* _Task objective_
Wherever a line holds the word "PMAC", copy that line out.

* _Given records_
>> Start

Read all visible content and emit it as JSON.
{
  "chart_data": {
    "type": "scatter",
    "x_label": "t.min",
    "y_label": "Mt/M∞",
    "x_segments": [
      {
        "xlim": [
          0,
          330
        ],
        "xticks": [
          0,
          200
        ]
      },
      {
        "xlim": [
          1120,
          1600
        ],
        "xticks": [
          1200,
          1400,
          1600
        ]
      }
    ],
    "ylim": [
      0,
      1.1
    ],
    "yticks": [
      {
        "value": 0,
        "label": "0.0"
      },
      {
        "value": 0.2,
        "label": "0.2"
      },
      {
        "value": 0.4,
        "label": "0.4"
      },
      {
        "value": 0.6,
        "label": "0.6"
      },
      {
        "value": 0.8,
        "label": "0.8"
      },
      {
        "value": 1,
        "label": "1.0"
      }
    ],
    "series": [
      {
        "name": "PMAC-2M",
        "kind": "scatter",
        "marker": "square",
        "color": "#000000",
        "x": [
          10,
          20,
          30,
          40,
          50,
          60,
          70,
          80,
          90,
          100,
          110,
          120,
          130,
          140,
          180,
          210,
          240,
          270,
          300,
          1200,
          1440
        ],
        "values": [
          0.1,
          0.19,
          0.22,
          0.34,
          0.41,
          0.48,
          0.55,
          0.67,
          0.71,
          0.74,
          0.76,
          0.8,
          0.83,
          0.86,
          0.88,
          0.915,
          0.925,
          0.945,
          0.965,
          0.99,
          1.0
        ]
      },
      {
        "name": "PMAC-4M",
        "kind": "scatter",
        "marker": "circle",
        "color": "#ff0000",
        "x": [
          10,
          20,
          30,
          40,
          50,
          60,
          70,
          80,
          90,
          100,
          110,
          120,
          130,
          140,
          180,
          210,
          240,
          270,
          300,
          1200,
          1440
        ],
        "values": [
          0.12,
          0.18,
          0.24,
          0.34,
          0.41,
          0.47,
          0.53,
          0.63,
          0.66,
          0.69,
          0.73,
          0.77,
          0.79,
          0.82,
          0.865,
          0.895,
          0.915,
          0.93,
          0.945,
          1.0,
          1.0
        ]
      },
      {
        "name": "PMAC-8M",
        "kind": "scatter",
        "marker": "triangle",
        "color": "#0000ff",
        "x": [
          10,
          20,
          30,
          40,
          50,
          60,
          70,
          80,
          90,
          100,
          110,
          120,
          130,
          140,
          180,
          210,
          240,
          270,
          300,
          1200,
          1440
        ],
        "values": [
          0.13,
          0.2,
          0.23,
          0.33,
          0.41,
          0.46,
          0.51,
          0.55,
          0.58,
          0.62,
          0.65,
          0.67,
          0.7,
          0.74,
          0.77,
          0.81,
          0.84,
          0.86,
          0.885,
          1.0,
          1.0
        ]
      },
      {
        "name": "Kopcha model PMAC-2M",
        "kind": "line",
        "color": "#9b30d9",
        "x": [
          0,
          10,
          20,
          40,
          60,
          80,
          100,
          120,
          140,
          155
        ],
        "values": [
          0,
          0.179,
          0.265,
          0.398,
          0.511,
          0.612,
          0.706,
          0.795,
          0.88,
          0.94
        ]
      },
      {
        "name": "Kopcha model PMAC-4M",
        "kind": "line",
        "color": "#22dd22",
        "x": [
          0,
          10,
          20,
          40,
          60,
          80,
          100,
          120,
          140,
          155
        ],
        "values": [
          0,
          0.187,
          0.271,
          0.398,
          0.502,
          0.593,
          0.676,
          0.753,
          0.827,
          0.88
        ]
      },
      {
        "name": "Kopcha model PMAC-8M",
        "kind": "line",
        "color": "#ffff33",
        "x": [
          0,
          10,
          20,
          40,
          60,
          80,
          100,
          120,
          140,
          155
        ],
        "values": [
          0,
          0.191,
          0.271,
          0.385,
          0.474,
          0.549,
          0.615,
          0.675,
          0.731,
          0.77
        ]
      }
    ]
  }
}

>> End

* _Expected answer_
        "name": "PMAC-2M",
        "name": "PMAC-4M",
        "name": "PMAC-8M",
        "name": "Kopcha model PMAC-2M",
        "name": "Kopcha model PMAC-4M",
        "name": "Kopcha model PMAC-8M",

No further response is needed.